***** Records for the task *****
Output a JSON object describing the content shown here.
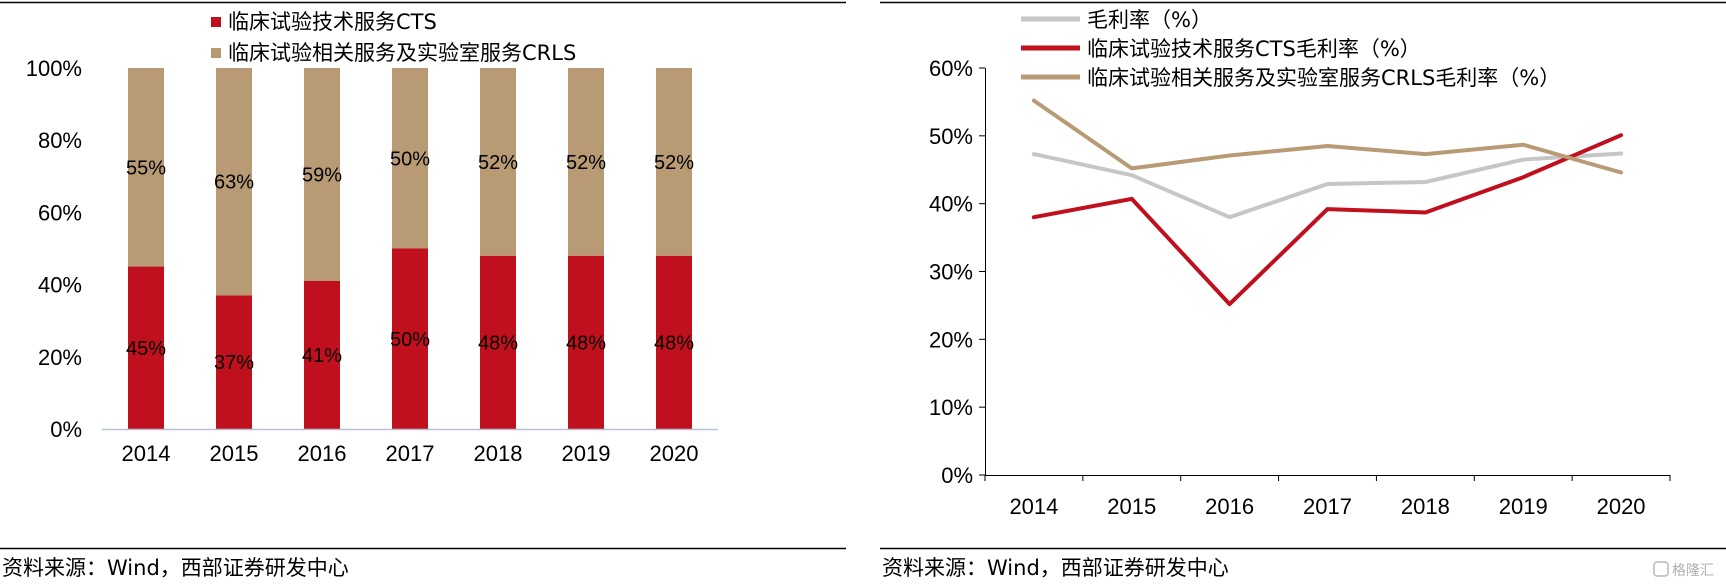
{
  "charts": {
    "left": {
      "source": "资料来源：Wind，西部证券研发中心",
      "chart_data": {
        "type": "bar",
        "stacked": true,
        "categories": [
          "2014",
          "2015",
          "2016",
          "2017",
          "2018",
          "2019",
          "2020"
        ],
        "series": [
          {
            "name": "临床试验技术服务CTS",
            "color": "#c0101e",
            "values": [
              45,
              37,
              41,
              50,
              48,
              48,
              48
            ],
            "labels": [
              "45%",
              "37%",
              "41%",
              "50%",
              "48%",
              "48%",
              "48%"
            ]
          },
          {
            "name": "临床试验相关服务及实验室服务CRLS",
            "color": "#b89a74",
            "values": [
              55,
              63,
              59,
              50,
              52,
              52,
              52
            ],
            "labels": [
              "55%",
              "63%",
              "59%",
              "50%",
              "52%",
              "52%",
              "52%"
            ]
          }
        ],
        "ylim": [
          0,
          100
        ],
        "yticks": [
          "0%",
          "20%",
          "40%",
          "60%",
          "80%",
          "100%"
        ],
        "grid": false,
        "legend": "top"
      }
    },
    "right": {
      "source": "资料来源：Wind，西部证券研发中心",
      "watermark": "格隆汇",
      "chart_data": {
        "type": "line",
        "categories": [
          "2014",
          "2015",
          "2016",
          "2017",
          "2018",
          "2019",
          "2020"
        ],
        "series": [
          {
            "name": "毛利率（%）",
            "color": "#c6c6c6",
            "values": [
              47.3,
              44.2,
              38.0,
              42.9,
              43.2,
              46.5,
              47.4
            ]
          },
          {
            "name": "临床试验技术服务CTS毛利率（%）",
            "color": "#c0101e",
            "values": [
              38.0,
              40.7,
              25.2,
              39.2,
              38.7,
              43.9,
              50.1
            ]
          },
          {
            "name": "临床试验相关服务及实验室服务CRLS毛利率（%）",
            "color": "#b89a74",
            "values": [
              55.2,
              45.2,
              47.1,
              48.5,
              47.3,
              48.7,
              44.6
            ]
          }
        ],
        "ylim": [
          0,
          60
        ],
        "yticks": [
          "0%",
          "10%",
          "20%",
          "30%",
          "40%",
          "50%",
          "60%"
        ],
        "grid": false,
        "legend": "top-left"
      }
    }
  }
}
*****
- Short exercise -
Take the data above and repeat it exactly, leaving each picture out.

- Output for this exercise -
Output a JSON object describing the content shown here.
{
  "charts": {
    "left": {
      "source": "资料来源：Wind，西部证券研发中心",
      "chart_data": {
        "type": "bar",
        "stacked": true,
        "categories": [
          "2014",
          "2015",
          "2016",
          "2017",
          "2018",
          "2019",
          "2020"
        ],
        "series": [
          {
            "name": "临床试验技术服务CTS",
            "color": "#c0101e",
            "values": [
              45,
              37,
              41,
              50,
              48,
              48,
              48
            ],
            "labels": [
              "45%",
              "37%",
              "41%",
              "50%",
              "48%",
              "48%",
              "48%"
            ]
          },
          {
            "name": "临床试验相关服务及实验室服务CRLS",
            "color": "#b89a74",
            "values": [
              55,
              63,
              59,
              50,
              52,
              52,
              52
            ],
            "labels": [
              "55%",
              "63%",
              "59%",
              "50%",
              "52%",
              "52%",
              "52%"
            ]
          }
        ],
        "ylim": [
          0,
          100
        ],
        "yticks": [
          "0%",
          "20%",
          "40%",
          "60%",
          "80%",
          "100%"
        ],
        "grid": false,
        "legend": "top"
      }
    },
    "right": {
      "source": "资料来源：Wind，西部证券研发中心",
      "watermark": "格隆汇",
      "chart_data": {
        "type": "line",
        "categories": [
          "2014",
          "2015",
          "2016",
          "2017",
          "2018",
          "2019",
          "2020"
        ],
        "series": [
          {
            "name": "毛利率（%）",
            "color": "#c6c6c6",
            "values": [
              47.3,
              44.2,
              38.0,
              42.9,
              43.2,
              46.5,
              47.4
            ]
          },
          {
            "name": "临床试验技术服务CTS毛利率（%）",
            "color": "#c0101e",
            "values": [
              38.0,
              40.7,
              25.2,
              39.2,
              38.7,
              43.9,
              50.1
            ]
          },
          {
            "name": "临床试验相关服务及实验室服务CRLS毛利率（%）",
            "color": "#b89a74",
            "values": [
              55.2,
              45.2,
              47.1,
              48.5,
              47.3,
              48.7,
              44.6
            ]
          }
        ],
        "ylim": [
          0,
          60
        ],
        "yticks": [
          "0%",
          "10%",
          "20%",
          "30%",
          "40%",
          "50%",
          "60%"
        ],
        "grid": false,
        "legend": "top-left"
      }
    }
  }
}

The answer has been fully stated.